Texte choisi:
********

CHASSE
Secrets merveilleux pour la chasse.
Mêlez le sucre de jusquiame avec le sang et la peau d'un jeune lièvre ; cette composition
attirera tous les lièvres des environs.
Pendez le gui de chêne avec une aile d'hirondelle à un arbre ; tous les oiseaux
s'y rassembleront de deux lieues et demie. On dit aussi qu'un crâne d'homme, caché
dans un colombier y attire tous les pigeons d'alentour.
Faites tremper une graine, celle que vous voudrez, dans la lie de vin, puis jetez-la
aux oiseaux ; ceux qui en tâteront s'enivreront et se laisseront prendre à la main.
Et le Petit Albert ajoute :
Ayez un hibou que vous attacherez à un arbre : allumez tout près un gros flambeau, faites
du bruit avec un tambour ; tous les oiseaux viendront en foule pour faire la guerre au hibou
et on en tuera autant qu'on voudra avec du menu plomb.
Voyez aussi ARTHUR.
Les chasseurs des monts Ourals sont superstitieux, comme tous les chasseurs. Ainsi un chasseur
de ces sauvages contrées ne cherchera tout le jour les écureuils qu'au haut des sapins rouges,
si le premier qu'il a tué le matin s'est trouvé sur un arbre de cette espèce ; et il est
fermement convaincu qu'il en chercherait en vain ailleurs. Il ne porte ses regards,
pendant toute la journée, que sur les arbres de la nature de celui qui lui a offert son premier
gibier.
En 1832, on vit à Francfort, aux premiers jours du printemps, un chasseur surnaturel qui est
supposé habiter les ruines du vieux château gothique de Rodenstein. Il traversa les airs
dans la nuit, avec grand fracas de meutes, de cors de chasse, de roulements de voitures,
ce qui infailliblement annonce la guerre selon le préjugé du peuple.

********

Activité 1:
Répondez aux questions suivantes d'après l'article « Chasse ».
(a) Avec quoi faut-il mêler le sucre de jusquiame pour attirer les lièvres ?
(b) Si le premier écureuil tué le matin se trouvait sur un sapin rouge, où un chasseur des monts Ourals le cherchera-t-il tout le jour ?
(c) En quelle année et dans quelle ville vit-on le chasseur surnaturel ?
Activité 2: Reprenez fidèlement, dans l'article « Chasse », tout le passage qui va de « Faites tremper une » jusqu'à « prendre à la main. ».
Pour répondre, fondez-vous uniquement sur l'article « Chasse ».

********

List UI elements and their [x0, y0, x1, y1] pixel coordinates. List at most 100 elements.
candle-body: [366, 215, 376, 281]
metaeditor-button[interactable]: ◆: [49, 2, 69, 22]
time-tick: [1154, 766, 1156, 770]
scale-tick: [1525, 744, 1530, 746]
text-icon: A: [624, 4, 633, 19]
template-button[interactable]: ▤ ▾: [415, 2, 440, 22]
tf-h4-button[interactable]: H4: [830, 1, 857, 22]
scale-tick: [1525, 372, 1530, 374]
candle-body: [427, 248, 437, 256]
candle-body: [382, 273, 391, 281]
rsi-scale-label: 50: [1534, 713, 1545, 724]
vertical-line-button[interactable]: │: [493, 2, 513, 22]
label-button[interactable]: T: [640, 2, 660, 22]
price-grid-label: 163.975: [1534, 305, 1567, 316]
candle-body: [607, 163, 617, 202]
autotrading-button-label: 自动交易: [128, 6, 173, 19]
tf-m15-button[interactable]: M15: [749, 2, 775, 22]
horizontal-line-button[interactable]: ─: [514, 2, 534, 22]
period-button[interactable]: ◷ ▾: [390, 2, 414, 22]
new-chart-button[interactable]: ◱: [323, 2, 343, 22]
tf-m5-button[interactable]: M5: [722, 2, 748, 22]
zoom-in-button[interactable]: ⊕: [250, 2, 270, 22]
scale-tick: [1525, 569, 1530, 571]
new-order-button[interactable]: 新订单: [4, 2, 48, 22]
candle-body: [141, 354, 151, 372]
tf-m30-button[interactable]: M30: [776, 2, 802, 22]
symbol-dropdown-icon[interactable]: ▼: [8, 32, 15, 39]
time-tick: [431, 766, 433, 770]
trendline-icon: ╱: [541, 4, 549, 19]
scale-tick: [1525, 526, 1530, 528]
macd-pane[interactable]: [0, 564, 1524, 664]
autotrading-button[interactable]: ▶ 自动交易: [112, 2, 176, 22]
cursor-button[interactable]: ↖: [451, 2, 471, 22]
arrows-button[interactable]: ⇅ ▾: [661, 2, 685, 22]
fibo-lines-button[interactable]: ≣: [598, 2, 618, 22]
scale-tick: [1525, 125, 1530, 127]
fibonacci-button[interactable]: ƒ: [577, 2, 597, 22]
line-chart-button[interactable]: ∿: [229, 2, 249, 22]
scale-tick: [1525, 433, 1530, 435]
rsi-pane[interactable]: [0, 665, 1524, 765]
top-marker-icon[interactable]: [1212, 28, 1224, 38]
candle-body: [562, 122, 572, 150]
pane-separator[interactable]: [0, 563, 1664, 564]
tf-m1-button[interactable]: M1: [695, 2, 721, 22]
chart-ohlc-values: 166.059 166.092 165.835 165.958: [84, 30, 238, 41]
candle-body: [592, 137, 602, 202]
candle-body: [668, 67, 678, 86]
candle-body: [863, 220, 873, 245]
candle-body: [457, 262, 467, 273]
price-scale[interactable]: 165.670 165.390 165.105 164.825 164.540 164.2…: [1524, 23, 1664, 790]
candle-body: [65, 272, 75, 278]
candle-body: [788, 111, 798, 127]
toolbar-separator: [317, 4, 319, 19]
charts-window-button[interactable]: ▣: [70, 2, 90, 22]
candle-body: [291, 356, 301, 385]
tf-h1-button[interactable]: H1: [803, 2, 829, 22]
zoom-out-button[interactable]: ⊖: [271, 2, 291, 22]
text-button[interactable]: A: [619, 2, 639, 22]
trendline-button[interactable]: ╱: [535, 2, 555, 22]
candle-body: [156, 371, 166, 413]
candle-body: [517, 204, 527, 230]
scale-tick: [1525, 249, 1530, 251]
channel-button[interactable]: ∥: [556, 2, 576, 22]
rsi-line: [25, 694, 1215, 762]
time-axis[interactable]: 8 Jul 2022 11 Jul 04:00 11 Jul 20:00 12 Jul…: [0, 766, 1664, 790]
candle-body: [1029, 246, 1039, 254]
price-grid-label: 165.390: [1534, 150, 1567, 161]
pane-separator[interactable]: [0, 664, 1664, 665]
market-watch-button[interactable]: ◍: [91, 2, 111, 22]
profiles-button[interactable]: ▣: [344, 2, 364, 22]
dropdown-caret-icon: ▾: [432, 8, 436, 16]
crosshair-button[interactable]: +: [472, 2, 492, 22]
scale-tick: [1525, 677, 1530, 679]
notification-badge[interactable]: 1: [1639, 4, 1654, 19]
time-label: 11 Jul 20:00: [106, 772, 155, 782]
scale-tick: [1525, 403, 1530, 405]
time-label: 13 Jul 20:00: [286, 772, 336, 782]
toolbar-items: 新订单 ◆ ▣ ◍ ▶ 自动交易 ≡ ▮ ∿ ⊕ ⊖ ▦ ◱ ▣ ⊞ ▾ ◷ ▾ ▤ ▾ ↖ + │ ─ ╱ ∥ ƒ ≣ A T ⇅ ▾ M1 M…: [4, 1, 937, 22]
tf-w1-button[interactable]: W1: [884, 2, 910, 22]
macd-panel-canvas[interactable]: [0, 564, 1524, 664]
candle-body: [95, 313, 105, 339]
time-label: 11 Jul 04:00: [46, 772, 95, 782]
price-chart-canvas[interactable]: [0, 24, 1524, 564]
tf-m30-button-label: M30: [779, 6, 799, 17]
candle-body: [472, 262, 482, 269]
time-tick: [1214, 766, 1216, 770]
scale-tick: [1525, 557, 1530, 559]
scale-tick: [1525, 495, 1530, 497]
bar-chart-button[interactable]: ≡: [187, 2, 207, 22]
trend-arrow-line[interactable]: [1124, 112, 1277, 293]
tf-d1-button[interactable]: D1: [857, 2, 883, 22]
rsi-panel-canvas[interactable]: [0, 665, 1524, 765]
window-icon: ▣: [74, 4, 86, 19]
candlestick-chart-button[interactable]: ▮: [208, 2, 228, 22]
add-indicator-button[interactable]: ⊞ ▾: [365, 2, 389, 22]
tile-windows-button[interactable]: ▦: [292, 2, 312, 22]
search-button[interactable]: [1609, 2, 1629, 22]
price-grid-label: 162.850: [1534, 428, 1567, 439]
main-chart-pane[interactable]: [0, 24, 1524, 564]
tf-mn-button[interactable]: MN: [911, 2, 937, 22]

********

Corrigé 1:
(a) Avec le sang et la peau d'un jeune lièvre.
(b) Au haut des sapins rouges.
(c) En 1832, à Francfort.

Corrigé 2:
Faites tremper une graine, celle que vous voudrez, dans la lie de vin, puis jetez-la
aux oiseaux ; ceux qui en tâteront s'enivreront et se laisseront prendre à la main.